Task details
Present every line of the material below as a numbered list, omitting blank lines and the pictures.
-*-*-
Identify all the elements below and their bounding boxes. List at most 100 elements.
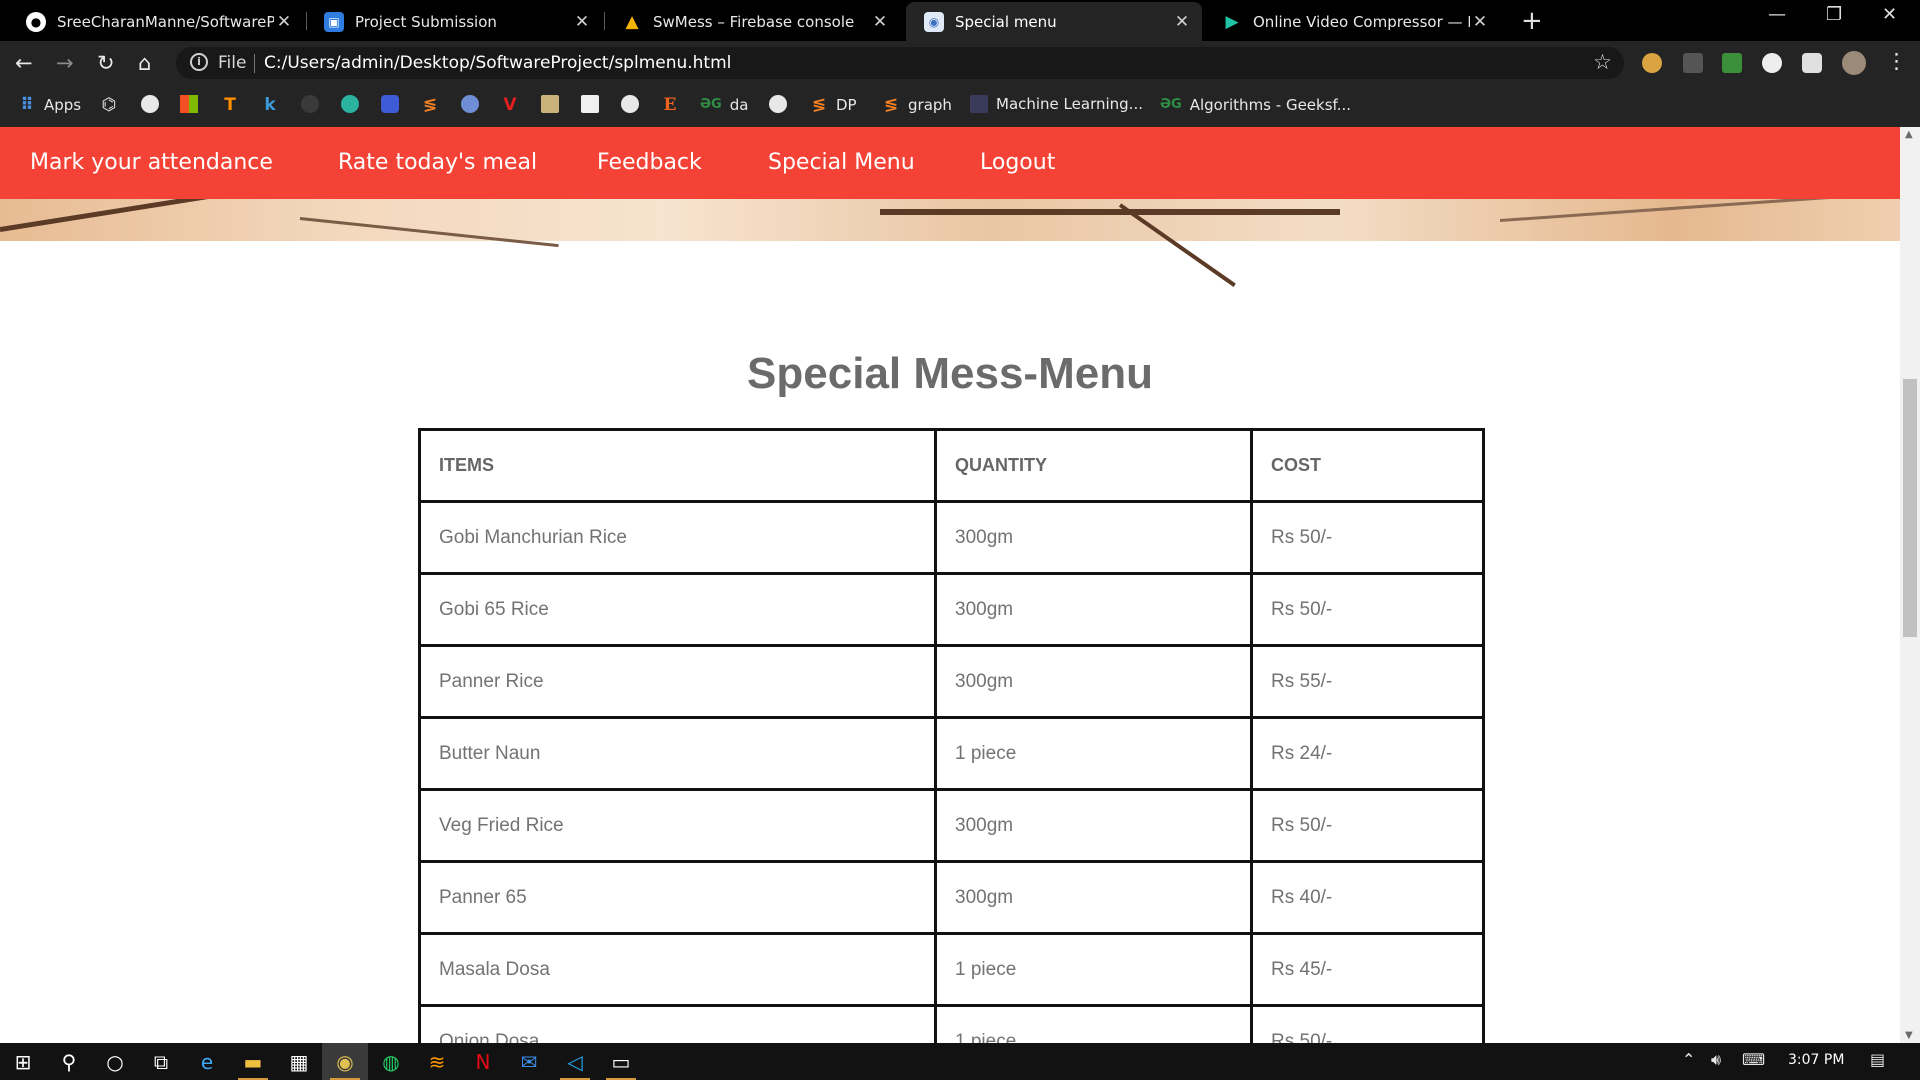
bookmark-machine-learning[interactable]: Machine Learning...: [970, 95, 1143, 113]
close-tab-icon[interactable]: ✕: [870, 12, 890, 32]
etsy-e-icon: E: [663, 95, 677, 115]
table-row: Masala Dosa 1 piece Rs 45/-: [418, 932, 1485, 1007]
tab-firebase[interactable]: ▲ SwMess – Firebase console ✕: [604, 2, 900, 41]
bookmark-graph[interactable]: ≶ graph: [882, 95, 952, 115]
cost-cell: Rs 24/-: [1250, 716, 1485, 791]
cost-cell: Rs 40/-: [1250, 860, 1485, 935]
store-icon[interactable]: ▦: [276, 1043, 322, 1080]
nav-rate-meal[interactable]: Rate today's meal: [338, 150, 537, 175]
nav-special-menu[interactable]: Special Menu: [768, 150, 915, 175]
whatsapp-icon[interactable]: ◍: [368, 1043, 414, 1080]
close-tab-icon[interactable]: ✕: [1470, 12, 1490, 32]
home-icon[interactable]: ⌂: [138, 51, 151, 75]
chrome-icon[interactable]: ◉: [322, 1043, 368, 1080]
tab-project-submission[interactable]: ▣ Project Submission ✕: [306, 2, 602, 41]
cortana-icon[interactable]: ○: [92, 1043, 138, 1080]
nav-feedback[interactable]: Feedback: [597, 150, 702, 175]
column-header-items: ITEMS: [418, 428, 937, 503]
tray-expand-icon[interactable]: ⌃: [1682, 1050, 1695, 1069]
nav-mark-attendance[interactable]: Mark your attendance: [30, 150, 273, 175]
nav-logout[interactable]: Logout: [980, 150, 1055, 175]
sublime-icon[interactable]: ≋: [414, 1043, 460, 1080]
address-url[interactable]: C:/Users/admin/Desktop/SoftwareProject/s…: [264, 53, 731, 73]
close-tab-icon[interactable]: ✕: [274, 12, 294, 32]
page-scrollbar[interactable]: ▲ ▼: [1900, 127, 1920, 1043]
menu-kebab-icon[interactable]: ⋮: [1886, 49, 1907, 73]
geeksforgeeks-icon: ƏG: [1160, 97, 1182, 112]
item-cell: Veg Fried Rice: [418, 788, 937, 863]
bookmark-hexagon[interactable]: [381, 95, 407, 113]
cost-cell: Rs 50/-: [1250, 500, 1485, 575]
bookmark-image[interactable]: [541, 95, 567, 113]
keyboard-icon[interactable]: ⌨: [1742, 1050, 1765, 1069]
terminal-icon[interactable]: ▭: [598, 1043, 644, 1080]
scroll-up-icon[interactable]: ▲: [1905, 129, 1913, 140]
cookie-extension-icon[interactable]: [1642, 53, 1662, 73]
bookmark-star-icon[interactable]: ☆: [1593, 50, 1612, 74]
bookmark-dp[interactable]: ≶ DP: [810, 95, 857, 115]
bookmark-da[interactable]: ƏG da: [700, 95, 748, 115]
vscode-icon[interactable]: ◁: [552, 1043, 598, 1080]
pdf-extension-icon[interactable]: [1683, 53, 1703, 73]
tab-special-menu[interactable]: ◉ Special menu ✕: [906, 2, 1202, 41]
close-window-icon[interactable]: ✕: [1882, 4, 1897, 25]
profile-avatar[interactable]: [1842, 51, 1866, 75]
bookmark-red-v[interactable]: V: [501, 95, 527, 115]
bookmark-codeforces[interactable]: ⌬: [100, 95, 126, 115]
translate-extension-icon[interactable]: [1722, 53, 1742, 73]
ceiling-beam: [1499, 195, 1840, 222]
bookmark-apps[interactable]: ⠿ Apps: [18, 95, 81, 115]
quantity-cell: 1 piece: [934, 1004, 1253, 1043]
extension-circle-icon[interactable]: [1762, 53, 1782, 73]
bookmark-label: Algorithms - Geeksf...: [1189, 96, 1352, 114]
taskbar-clock[interactable]: 3:07 PM: [1788, 1052, 1844, 1068]
tab-github[interactable]: ● SreeCharanManne/SoftwareProje ✕: [8, 2, 304, 41]
bookmark-github[interactable]: [301, 95, 327, 113]
bookmark-r[interactable]: [461, 95, 487, 113]
notifications-icon[interactable]: ▤: [1870, 1050, 1885, 1069]
netflix-icon[interactable]: N: [460, 1043, 506, 1080]
info-icon[interactable]: i: [190, 53, 208, 71]
mail-icon[interactable]: ✉: [506, 1043, 552, 1080]
back-icon[interactable]: ←: [15, 51, 33, 75]
bookmark-microsoft[interactable]: [180, 95, 206, 113]
bookmark-k[interactable]: k: [261, 95, 287, 115]
minimize-icon[interactable]: —: [1768, 4, 1786, 25]
file-explorer-icon[interactable]: ▬: [230, 1043, 276, 1080]
bookmark-label: Apps: [44, 96, 82, 114]
table-row: Panner Rice 300gm Rs 55/-: [418, 644, 1485, 719]
codeforces-icon: ⌬: [101, 95, 117, 115]
windows-start-icon[interactable]: ⊞: [0, 1043, 46, 1080]
close-tab-icon[interactable]: ✕: [1172, 12, 1192, 32]
scroll-thumb[interactable]: [1903, 379, 1917, 637]
scroll-down-icon[interactable]: ▼: [1905, 1030, 1913, 1041]
forward-icon[interactable]: →: [56, 51, 74, 75]
bookmark-globe[interactable]: [141, 95, 167, 113]
tab-video-compressor[interactable]: ▶ Online Video Compressor — Red ✕: [1204, 2, 1500, 41]
bookmark-leaf[interactable]: [341, 95, 367, 113]
bookmark-label: Machine Learning...: [996, 95, 1143, 113]
edge-icon[interactable]: e: [184, 1043, 230, 1080]
task-view-icon[interactable]: ⧉: [138, 1043, 184, 1080]
tab-title: SwMess – Firebase console: [653, 12, 855, 31]
stack-icon: ≶: [811, 95, 827, 115]
reload-icon[interactable]: ↻: [97, 51, 115, 75]
windows-taskbar: ⊞ ⚲ ○ ⧉ e ▬ ▦ ◉ ◍ ≋ N ✉ ◁ ▭ ⌃ 🔊︎ ⌨ 3:07 …: [0, 1043, 1920, 1080]
bookmark-globe-3[interactable]: [769, 95, 795, 113]
search-icon[interactable]: ⚲: [46, 1043, 92, 1080]
new-tab-button[interactable]: +: [1521, 6, 1543, 36]
address-bar[interactable]: i File C:/Users/admin/Desktop/SoftwarePr…: [176, 47, 1624, 79]
volume-icon[interactable]: 🔊︎: [1711, 1050, 1721, 1070]
extensions-puzzle-icon[interactable]: [1802, 53, 1822, 73]
bookmark-algorithms[interactable]: ƏG Algorithms - Geeksf...: [1160, 95, 1351, 115]
top-navbar: Mark your attendance Rate today's meal F…: [0, 127, 1900, 199]
bookmark-globe-2[interactable]: [621, 95, 647, 113]
column-header-cost: COST: [1250, 428, 1485, 503]
close-tab-icon[interactable]: ✕: [572, 12, 592, 32]
bookmark-chart[interactable]: [581, 95, 607, 113]
bookmark-stack[interactable]: ≶: [421, 95, 447, 115]
bookmark-tensorflow[interactable]: T: [221, 95, 247, 115]
restore-icon[interactable]: ❐: [1826, 4, 1842, 25]
leaf-icon: [341, 95, 359, 113]
bookmark-etsy[interactable]: E: [661, 95, 687, 115]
-*-*-
Result
1. Identify all the elements below and their bounding boxes. List at most 100 elements.
2. bookmark-machine-learning[interactable]: Machine Learning...: [970, 95, 1143, 113]
3. close-tab-icon[interactable]: ✕: [870, 12, 890, 32]
4. etsy-e-icon: E: [663, 95, 677, 115]
5. table-row: Masala Dosa 1 piece Rs 45/-: [418, 932, 1485, 1007]
6. tab-firebase[interactable]: ▲ SwMess – Firebase console ✕: [604, 2, 900, 41]
7. bookmark-graph[interactable]: ≶ graph: [882, 95, 952, 115]
8. cost-cell: Rs 24/-: [1250, 716, 1485, 791]
9. cost-cell: Rs 40/-: [1250, 860, 1485, 935]
10. store-icon[interactable]: ▦: [276, 1043, 322, 1080]
11. nav-rate-meal[interactable]: Rate today's meal: [338, 150, 537, 175]
12. nav-special-menu[interactable]: Special Menu: [768, 150, 915, 175]
13. whatsapp-icon[interactable]: ◍: [368, 1043, 414, 1080]
14. close-tab-icon[interactable]: ✕: [1470, 12, 1490, 32]
15. home-icon[interactable]: ⌂: [138, 51, 151, 75]
16. chrome-icon[interactable]: ◉: [322, 1043, 368, 1080]
17. tab-project-submission[interactable]: ▣ Project Submission ✕: [306, 2, 602, 41]
18. cortana-icon[interactable]: ○: [92, 1043, 138, 1080]
19. nav-feedback[interactable]: Feedback: [597, 150, 702, 175]
20. column-header-items: ITEMS: [418, 428, 937, 503]
21. tray-expand-icon[interactable]: ⌃: [1682, 1050, 1695, 1069]
22. nav-mark-attendance[interactable]: Mark your attendance: [30, 150, 273, 175]
23. nav-logout[interactable]: Logout: [980, 150, 1055, 175]
24. sublime-icon[interactable]: ≋: [414, 1043, 460, 1080]
25. address-url[interactable]: C:/Users/admin/Desktop/SoftwareProject/s…: [264, 53, 731, 73]
26. close-tab-icon[interactable]: ✕: [274, 12, 294, 32]
27. page-scrollbar[interactable]: ▲ ▼: [1900, 127, 1920, 1043]
28. menu-kebab-icon[interactable]: ⋮: [1886, 49, 1907, 73]
29. geeksforgeeks-icon: ƏG: [1160, 97, 1182, 112]
30. item-cell: Veg Fried Rice: [418, 788, 937, 863]
31. bookmark-hexagon[interactable]: [381, 95, 407, 113]
32. cost-cell: Rs 50/-: [1250, 500, 1485, 575]
33. bookmark-image[interactable]: [541, 95, 567, 113]
34. keyboard-icon[interactable]: ⌨: [1742, 1050, 1765, 1069]
35. terminal-icon[interactable]: ▭: [598, 1043, 644, 1080]
36. scroll-up-icon[interactable]: ▲: [1905, 129, 1913, 140]
37. cookie-extension-icon[interactable]: [1642, 53, 1662, 73]
38. bookmark-star-icon[interactable]: ☆: [1593, 50, 1612, 74]
39. bookmark-dp[interactable]: ≶ DP: [810, 95, 857, 115]
40. bookmark-da[interactable]: ƏG da: [700, 95, 748, 115]
41. vscode-icon[interactable]: ◁: [552, 1043, 598, 1080]
42. pdf-extension-icon[interactable]: [1683, 53, 1703, 73]
43. tab-special-menu[interactable]: ◉ Special menu ✕: [906, 2, 1202, 41]
44. close-window-icon[interactable]: ✕: [1882, 4, 1897, 25]
45. profile-avatar[interactable]: [1842, 51, 1866, 75]
46. bookmark-red-v[interactable]: V: [501, 95, 527, 115]
47. bookmark-codeforces[interactable]: ⌬: [100, 95, 126, 115]
48. translate-extension-icon[interactable]: [1722, 53, 1742, 73]
49. ceiling-beam: [1499, 195, 1840, 222]
50. bookmark-apps[interactable]: ⠿ Apps: [18, 95, 81, 115]
51. quantity-cell: 1 piece: [934, 1004, 1253, 1043]
52. extension-circle-icon[interactable]: [1762, 53, 1782, 73]
53. bookmark-label: Algorithms - Geeksf...: [1189, 96, 1352, 114]
54. taskbar-clock[interactable]: 3:07 PM: [1788, 1052, 1844, 1068]
55. tab-github[interactable]: ● SreeCharanManne/SoftwareProje ✕: [8, 2, 304, 41]
56. bookmark-github[interactable]: [301, 95, 327, 113]
57. bookmark-r[interactable]: [461, 95, 487, 113]
58. notifications-icon[interactable]: ▤: [1870, 1050, 1885, 1069]
59. netflix-icon[interactable]: N: [460, 1043, 506, 1080]
60. info-icon[interactable]: i: [190, 53, 208, 71]
61. mail-icon[interactable]: ✉: [506, 1043, 552, 1080]
62. back-icon[interactable]: ←: [15, 51, 33, 75]
63. bookmark-microsoft[interactable]: [180, 95, 206, 113]
64. bookmark-k[interactable]: k: [261, 95, 287, 115]
65. minimize-icon[interactable]: —: [1768, 4, 1786, 25]
66. file-explorer-icon[interactable]: ▬: [230, 1043, 276, 1080]
67. bookmark-label: Apps: [44, 96, 82, 114]
68. table-row: Panner Rice 300gm Rs 55/-: [418, 644, 1485, 719]
69. codeforces-icon: ⌬: [101, 95, 117, 115]
70. windows-start-icon[interactable]: ⊞: [0, 1043, 46, 1080]
71. close-tab-icon[interactable]: ✕: [1172, 12, 1192, 32]
72. scroll-thumb[interactable]: [1903, 379, 1917, 637]
73. scroll-down-icon[interactable]: ▼: [1905, 1030, 1913, 1041]
74. forward-icon[interactable]: →: [56, 51, 74, 75]
75. bookmark-globe[interactable]: [141, 95, 167, 113]
76. tab-video-compressor[interactable]: ▶ Online Video Compressor — Red ✕: [1204, 2, 1500, 41]
77. bookmark-leaf[interactable]: [341, 95, 367, 113]
78. bookmark-label: Machine Learning...: [996, 95, 1143, 113]
79. edge-icon[interactable]: e: [184, 1043, 230, 1080]
80. task-view-icon[interactable]: ⧉: [138, 1043, 184, 1080]
81. tab-title: SwMess – Firebase console: [653, 12, 855, 31]
82. stack-icon: ≶: [811, 95, 827, 115]
83. reload-icon[interactable]: ↻: [97, 51, 115, 75]
84. windows-taskbar: ⊞ ⚲ ○ ⧉ e ▬ ▦ ◉ ◍ ≋ N ✉ ◁ ▭ ⌃ 🔊︎ ⌨ 3:07 …: [0, 1043, 1920, 1080]
85. bookmark-globe-3[interactable]: [769, 95, 795, 113]
86. search-icon[interactable]: ⚲: [46, 1043, 92, 1080]
87. new-tab-button[interactable]: +: [1521, 6, 1543, 36]
88. address-bar[interactable]: i File C:/Users/admin/Desktop/SoftwarePr…: [176, 47, 1624, 79]
89. volume-icon[interactable]: 🔊︎: [1711, 1050, 1721, 1070]
90. extensions-puzzle-icon[interactable]: [1802, 53, 1822, 73]
91. bookmark-algorithms[interactable]: ƏG Algorithms - Geeksf...: [1160, 95, 1351, 115]
92. top-navbar: Mark your attendance Rate today's meal F…: [0, 127, 1900, 199]
93. bookmark-globe-2[interactable]: [621, 95, 647, 113]
94. column-header-cost: COST: [1250, 428, 1485, 503]
95. close-tab-icon[interactable]: ✕: [572, 12, 592, 32]
96. bookmark-chart[interactable]: [581, 95, 607, 113]
97. bookmark-stack[interactable]: ≶: [421, 95, 447, 115]
98. bookmark-tensorflow[interactable]: T: [221, 95, 247, 115]
99. restore-icon[interactable]: ❐: [1826, 4, 1842, 25]
100. leaf-icon: [341, 95, 359, 113]
101. bookmark-etsy[interactable]: E: [661, 95, 687, 115]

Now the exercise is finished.